EXERCISE REQUIREMENTS —
Please write the listing below out again exactly, leaving every picture behind.

RECORDS —
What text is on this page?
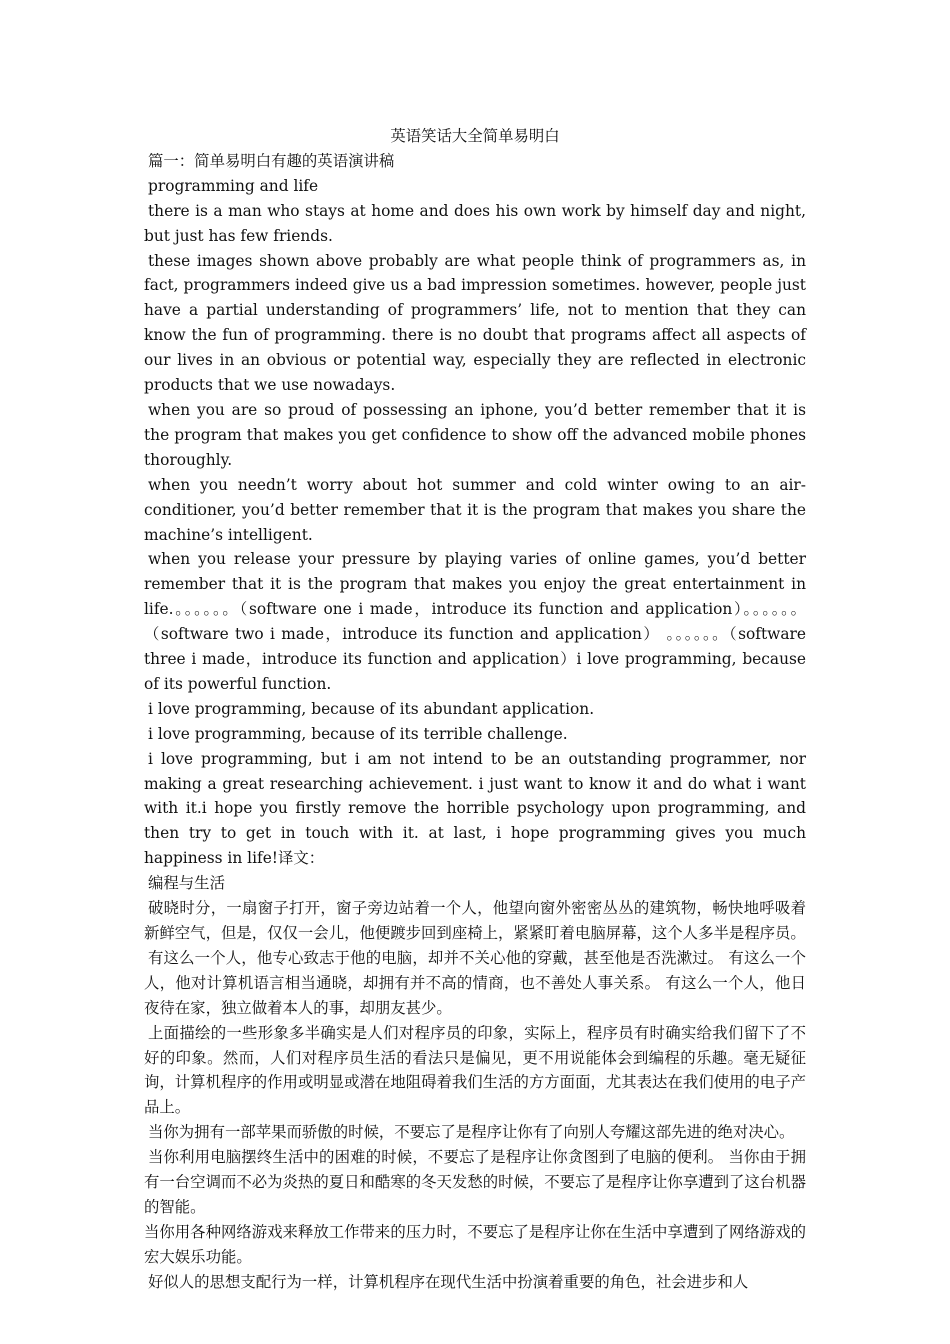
英语笑话大全简单易明白

篇一：简单易明白有趣的英语演讲稿

programming and life

there is a man who stays at home and does his own work by himself day and night, but just has few friends.

these images shown above probably are what people think of programmers as, in fact, programmers indeed give us a bad impression sometimes. however, people just have a partial understanding of programmers’ life, not to mention that they can know the fun of programming. there is no doubt that programs affect all aspects of our lives in an obvious or potential way, especially they are reflected in electronic products that we use nowadays.

when you are so proud of possessing an iphone, you’d better remember that it is the program that makes you get confidence to show off the advanced mobile phones thoroughly.

when you needn’t worry about hot summer and cold winter owing to an air-conditioner, you’d better remember that it is the program that makes you share the machine’s intelligent.

when you release your pressure by playing varies of online games, you’d better remember that it is the program that makes you enjoy the great entertainment in life.。。。。。。（software one i made，introduce its function and application）。。。。。。（software two i made，introduce its function and application） 。。。。。。（software three i made，introduce its function and application）i love programming, because of its powerful function.

i love programming, because of its abundant application.

i love programming, because of its terrible challenge.

i love programming, but i am not intend to be an outstanding programmer, nor making a great researching achievement. i just want to know it and do what i want with it.i hope you firstly remove the horrible psychology upon programming, and then try to get in touch with it. at last, i hope programming gives you much happiness in life!译文：

编程与生活

破晓时分，一扇窗子打开，窗子旁边站着一个人，他望向窗外密密丛丛的建筑物，畅快地呼吸着新鲜空气，但是，仅仅一会儿，他便踱步回到座椅上，紧紧盯着电脑屏幕，这个人多半是程序员。

有这么一个人，他专心致志于他的电脑，却并不关心他的穿戴，甚至他是否洗漱过。 有这么一个人，他对计算机语言相当通晓，却拥有并不高的情商，也不善处人事关系。 有这么一个人，他日夜待在家，独立做着本人的事，却朋友甚少。

上面描绘的一些形象多半确实是人们对程序员的印象，实际上，程序员有时确实给我们留下了不好的印象。然而，人们对程序员生活的看法只是偏见，更不用说能体会到编程的乐趣。毫无疑征询，计算机程序的作用或明显或潜在地阻碍着我们生活的方方面面，尤其表达在我们使用的电子产品上。

当你为拥有一部苹果而骄傲的时候，不要忘了是程序让你有了向别人夸耀这部先进的绝对决心。

当你利用电脑摆终生活中的困难的时候，不要忘了是程序让你贪图到了电脑的便利。 当你由于拥有一台空调而不必为炎热的夏日和酷寒的冬天发愁的时候，不要忘了是程序让你享遭到了这台机器的智能。

当你用各种网络游戏来释放工作带来的压力时，不要忘了是程序让你在生活中享遭到了网络游戏的宏大娱乐功能。

好似人的思想支配行为一样，计算机程序在现代生活中扮演着重要的角色，社会进步和人
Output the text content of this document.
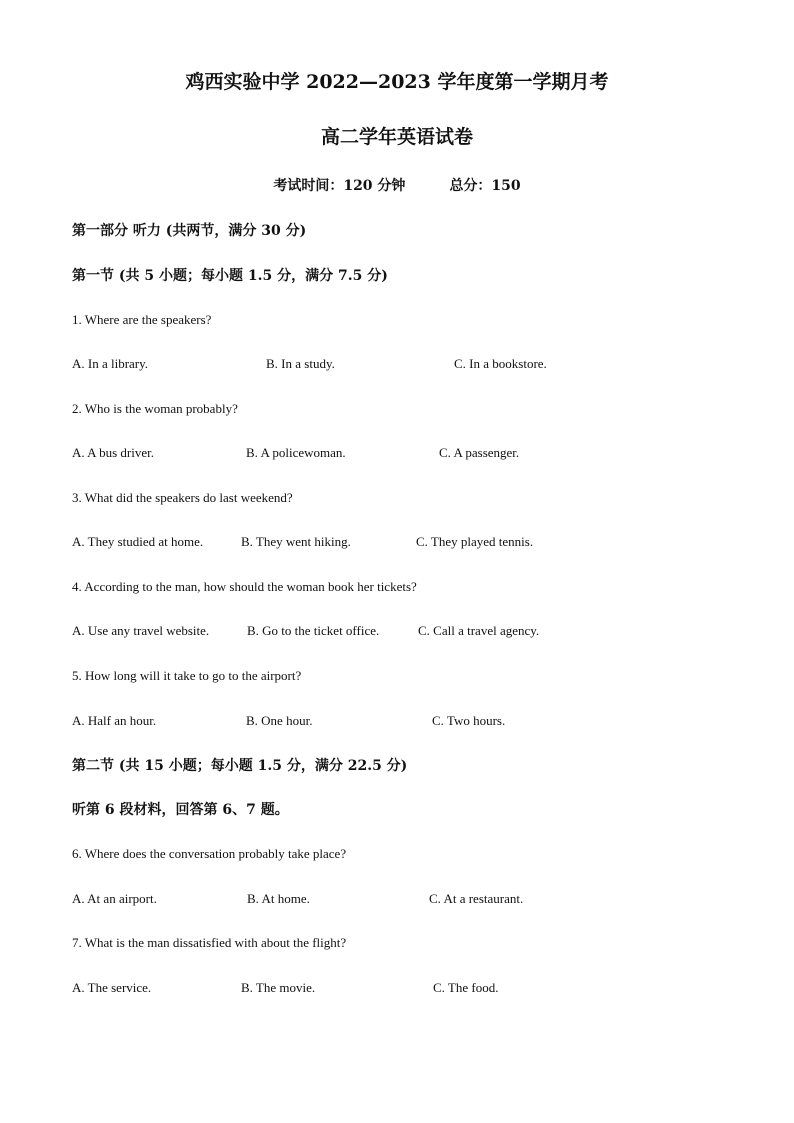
鸡西实验中学 2022—2023 学年度第一学期月考
高二学年英语试卷
考试时间：120 分钟	总分：150
第一部分 听力 (共两节，满分 30 分)
第一节 (共 5 小题；每小题 1.5 分，满分 7.5 分)
1. Where are the speakers?
A. In a library.	B. In a study.	C. In a bookstore.
2. Who is the woman probably?
A. A bus driver.	B. A policewoman.	C. A passenger.
3. What did the speakers do last weekend?
A. They studied at home.	B. They went hiking.	C. They played tennis.
4. According to the man, how should the woman book her tickets?
A. Use any travel website.	B. Go to the ticket office.	C. Call a travel agency.
5. How long will it take to go to the airport?
A. Half an hour.	B. One hour.	C. Two hours.
第二节 (共 15 小题；每小题 1.5 分，满分 22.5 分)
听第 6 段材料，回答第 6、7 题。
6. Where does the conversation probably take place?
A. At an airport.	B. At home.	C. At a restaurant.
7. What is the man dissatisfied with about the flight?
A. The service.	B. The movie.	C. The food.
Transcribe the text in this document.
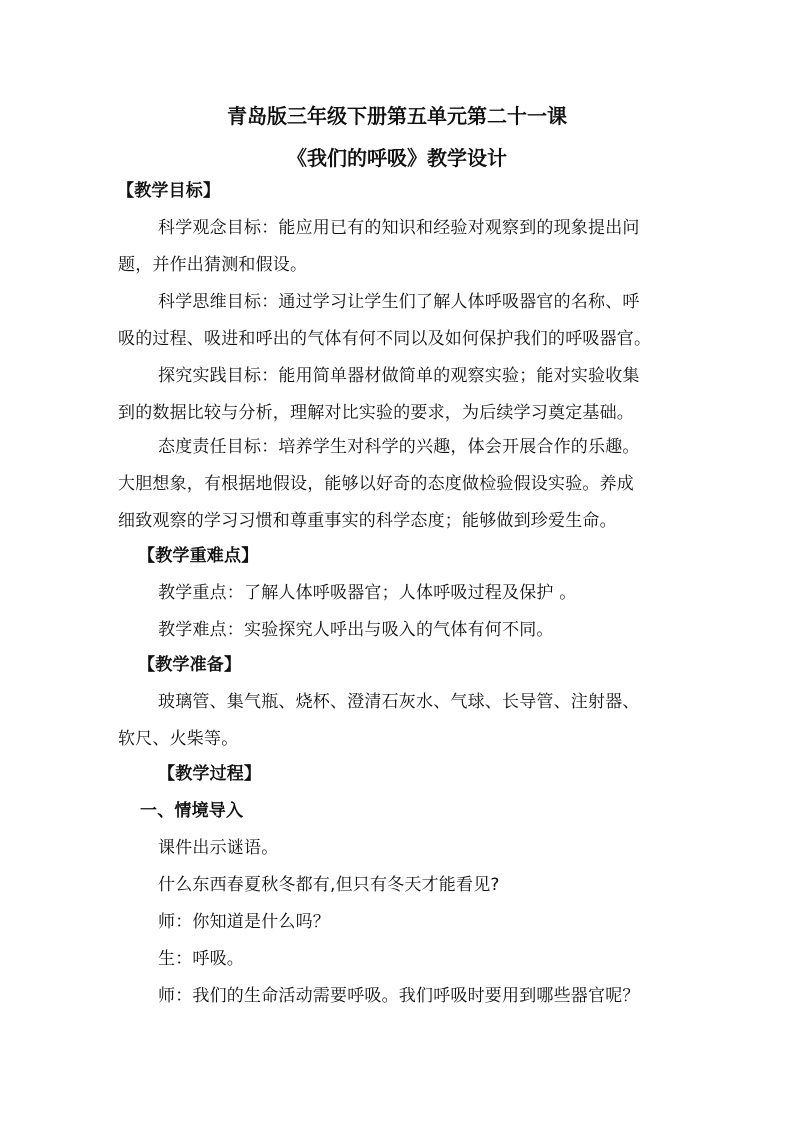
青岛版三年级下册第五单元第二十一课
《我们的呼吸》教学设计
【教学目标】
科学观念目标：能应用已有的知识和经验对观察到的现象提出问
题，并作出猜测和假设。
科学思维目标：通过学习让学生们了解人体呼吸器官的名称、呼
吸的过程、吸进和呼出的气体有何不同以及如何保护我们的呼吸器官。
探究实践目标：能用简单器材做简单的观察实验；能对实验收集
到的数据比较与分析，理解对比实验的要求，为后续学习奠定基础。
态度责任目标：培养学生对科学的兴趣，体会开展合作的乐趣。
大胆想象，有根据地假设，能够以好奇的态度做检验假设实验。养成
细致观察的学习习惯和尊重事实的科学态度；能够做到珍爱生命。
【教学重难点】
教学重点：了解人体呼吸器官；人体呼吸过程及保护 。
教学难点：实验探究人呼出与吸入的气体有何不同。
【教学准备】
玻璃管、集气瓶、烧杯、澄清石灰水、气球、长导管、注射器、
软尺、火柴等。
【教学过程】
一、情境导入
课件出示谜语。
什么东西春夏秋冬都有,但只有冬天才能看见?
师：你知道是什么吗？
生：呼吸。
师：我们的生命活动需要呼吸。我们呼吸时要用到哪些器官呢？
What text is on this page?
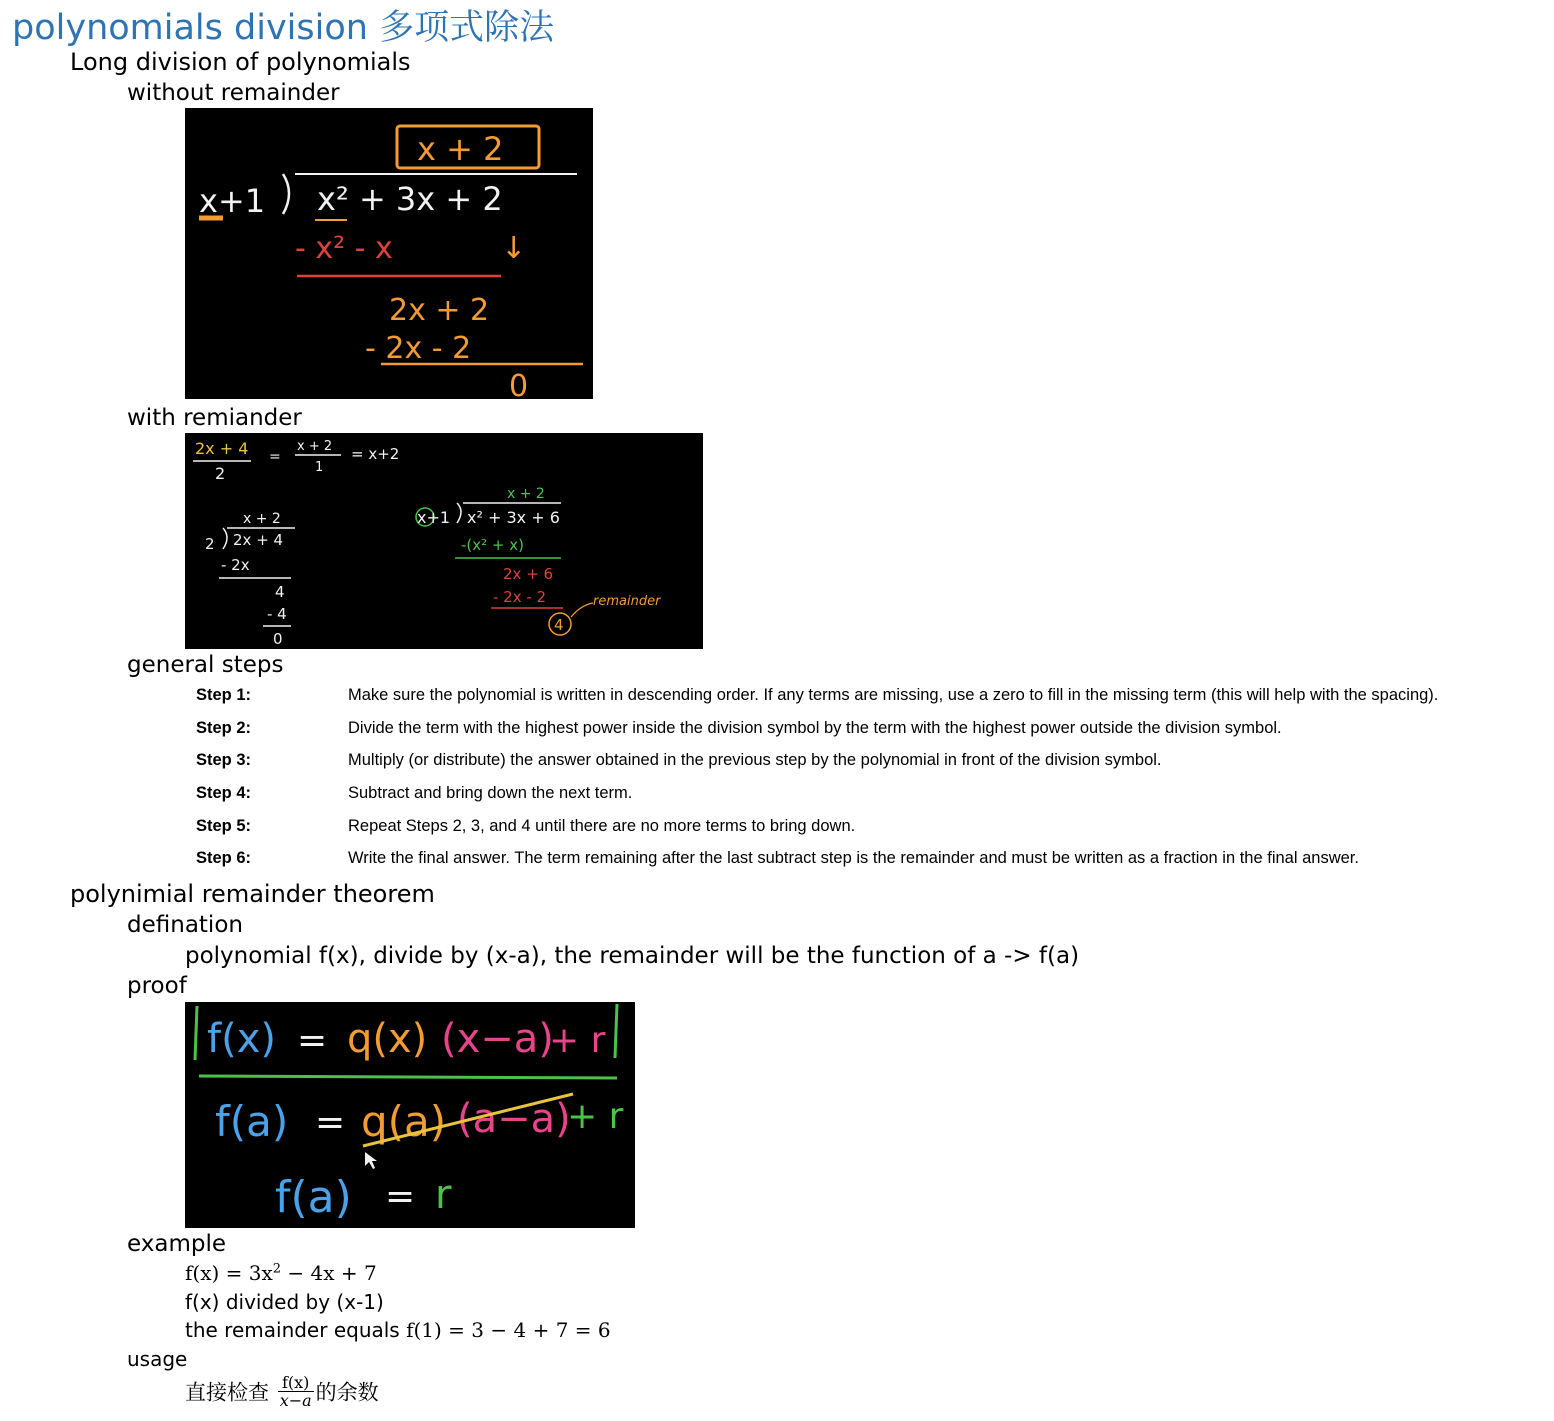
polynomials division 多项式除法
Long division of polynomials
without remainder
x + 2
x+1 x² + 3x + 2
- x² - x	↓
2x + 2
- 2x - 2
0
with remiander
2x + 4
2
=
x + 2
1
= x+2
x + 2
2 2x + 4
- 2x
4
- 4
0
x + 2
x+1 x² + 3x + 6
-(x² + x)
2x + 6
- 2x - 2
4
remainder
general steps
Step 1:	Make sure the polynomial is written in descending order. If any terms are missing, use a zero to fill in the missing term (this will help with the spacing).
Step 2:	Divide the term with the highest power inside the division symbol by the term with the highest power outside the division symbol.
Step 3:	Multiply (or distribute) the answer obtained in the previous step by the polynomial in front of the division symbol.
Step 4:	Subtract and bring down the next term.
Step 5:	Repeat Steps 2, 3, and 4 until there are no more terms to bring down.
Step 6:	Write the final answer. The term remaining after the last subtract step is the remainder and must be written as a fraction in the final answer.
polynimial remainder theorem
defination
polynomial f(x), divide by (x-a), the remainder will be the function of a -> f(a)
proof
f(x) = q(x) (x−a)
+ r
f(a) = q(a) (a−a)
+ r
f(a) = r
example
$f(x) = 3x^2 - 4x + 7$
f(x) divided by (x-1)
the remainder equals f(1) = 3 − 4 + 7 = 6
usage
直接检查 $\frac{f(x)}{x-a}$ 的余数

TASK OUTPUT —
What text is on this page?
英语笑话大全简单易明白

篇一：简单易明白有趣的英语演讲稿

programming and life

there is a man who stays at home and does his own work by himself day and night, but just has few friends.

these images shown above probably are what people think of programmers as, in fact, programmers indeed give us a bad impression sometimes. however, people just have a partial understanding of programmers’ life, not to mention that they can know the fun of programming. there is no doubt that programs affect all aspects of our lives in an obvious or potential way, especially they are reflected in electronic products that we use nowadays.

when you are so proud of possessing an iphone, you’d better remember that it is the program that makes you get confidence to show off the advanced mobile phones thoroughly.

when you needn’t worry about hot summer and cold winter owing to an air-conditioner, you’d better remember that it is the program that makes you share the machine’s intelligent.

when you release your pressure by playing varies of online games, you’d better remember that it is the program that makes you enjoy the great entertainment in life.。。。。。。（software one i made，introduce its function and application）。。。。。。（software two i made，introduce its function and application） 。。。。。。（software three i made，introduce its function and application）i love programming, because of its powerful function.

i love programming, because of its abundant application.

i love programming, because of its terrible challenge.

i love programming, but i am not intend to be an outstanding programmer, nor making a great researching achievement. i just want to know it and do what i want with it.i hope you firstly remove the horrible psychology upon programming, and then try to get in touch with it. at last, i hope programming gives you much happiness in life!译文：

编程与生活

破晓时分，一扇窗子打开，窗子旁边站着一个人，他望向窗外密密丛丛的建筑物，畅快地呼吸着新鲜空气，但是，仅仅一会儿，他便踱步回到座椅上，紧紧盯着电脑屏幕，这个人多半是程序员。

有这么一个人，他专心致志于他的电脑，却并不关心他的穿戴，甚至他是否洗漱过。 有这么一个人，他对计算机语言相当通晓，却拥有并不高的情商，也不善处人事关系。 有这么一个人，他日夜待在家，独立做着本人的事，却朋友甚少。

上面描绘的一些形象多半确实是人们对程序员的印象，实际上，程序员有时确实给我们留下了不好的印象。然而，人们对程序员生活的看法只是偏见，更不用说能体会到编程的乐趣。毫无疑征询，计算机程序的作用或明显或潜在地阻碍着我们生活的方方面面，尤其表达在我们使用的电子产品上。

当你为拥有一部苹果而骄傲的时候，不要忘了是程序让你有了向别人夸耀这部先进的绝对决心。

当你利用电脑摆终生活中的困难的时候，不要忘了是程序让你贪图到了电脑的便利。 当你由于拥有一台空调而不必为炎热的夏日和酷寒的冬天发愁的时候，不要忘了是程序让你享遭到了这台机器的智能。

当你用各种网络游戏来释放工作带来的压力时，不要忘了是程序让你在生活中享遭到了网络游戏的宏大娱乐功能。

好似人的思想支配行为一样，计算机程序在现代生活中扮演着重要的角色，社会进步和人
Output the text content of this document.
鸡西实验中学 2022—2023 学年度第一学期月考
高二学年英语试卷
考试时间：120 分钟	总分：150
第一部分 听力 (共两节，满分 30 分)
第一节 (共 5 小题；每小题 1.5 分，满分 7.5 分)
1. Where are the speakers?
A. In a library.	B. In a study.	C. In a bookstore.
2. Who is the woman probably?
A. A bus driver.	B. A policewoman.	C. A passenger.
3. What did the speakers do last weekend?
A. They studied at home.	B. They went hiking.	C. They played tennis.
4. According to the man, how should the woman book her tickets?
A. Use any travel website.	B. Go to the ticket office.	C. Call a travel agency.
5. How long will it take to go to the airport?
A. Half an hour.	B. One hour.	C. Two hours.
第二节 (共 15 小题；每小题 1.5 分，满分 22.5 分)
听第 6 段材料，回答第 6、7 题。
6. Where does the conversation probably take place?
A. At an airport.	B. At home.	C. At a restaurant.
7. What is the man dissatisfied with about the flight?
A. The service.	B. The movie.	C. The food.
Transcribe the text in this document.
青岛版三年级下册第五单元第二十一课
《我们的呼吸》教学设计
【教学目标】
科学观念目标：能应用已有的知识和经验对观察到的现象提出问
题，并作出猜测和假设。
科学思维目标：通过学习让学生们了解人体呼吸器官的名称、呼
吸的过程、吸进和呼出的气体有何不同以及如何保护我们的呼吸器官。
探究实践目标：能用简单器材做简单的观察实验；能对实验收集
到的数据比较与分析，理解对比实验的要求，为后续学习奠定基础。
态度责任目标：培养学生对科学的兴趣，体会开展合作的乐趣。
大胆想象，有根据地假设，能够以好奇的态度做检验假设实验。养成
细致观察的学习习惯和尊重事实的科学态度；能够做到珍爱生命。
【教学重难点】
教学重点：了解人体呼吸器官；人体呼吸过程及保护 。
教学难点：实验探究人呼出与吸入的气体有何不同。
【教学准备】
玻璃管、集气瓶、烧杯、澄清石灰水、气球、长导管、注射器、
软尺、火柴等。
【教学过程】
一、情境导入
课件出示谜语。
什么东西春夏秋冬都有,但只有冬天才能看见?
师：你知道是什么吗？
生：呼吸。
师：我们的生命活动需要呼吸。我们呼吸时要用到哪些器官呢？
What text is on this page?
polynomials division 多项式除法
Long division of polynomials
without remainder
x + 2
x+1 x² + 3x + 2
- x² - x	↓
2x + 2
- 2x - 2
0
with remiander
2x + 4
2
=
x + 2
1
= x+2
x + 2
2 2x + 4
- 2x
4
- 4
0
x + 2
x+1 x² + 3x + 6
-(x² + x)
2x + 6
- 2x - 2
4
remainder
general steps
Step 1:	Make sure the polynomial is written in descending order. If any terms are missing, use a zero to fill in the missing term (this will help with the spacing).
Step 2:	Divide the term with the highest power inside the division symbol by the term with the highest power outside the division symbol.
Step 3:	Multiply (or distribute) the answer obtained in the previous step by the polynomial in front of the division symbol.
Step 4:	Subtract and bring down the next term.
Step 5:	Repeat Steps 2, 3, and 4 until there are no more terms to bring down.
Step 6:	Write the final answer. The term remaining after the last subtract step is the remainder and must be written as a fraction in the final answer.
polynimial remainder theorem
defination
polynomial f(x), divide by (x-a), the remainder will be the function of a -> f(a)
proof
f(x) = q(x) (x−a)
+ r
f(a) = q(a) (a−a)
+ r
f(a) = r
example
$f(x) = 3x^2 - 4x + 7$
f(x) divided by (x-1)
the remainder equals f(1) = 3 − 4 + 7 = 6
usage
直接检查 $\frac{f(x)}{x-a}$ 的余数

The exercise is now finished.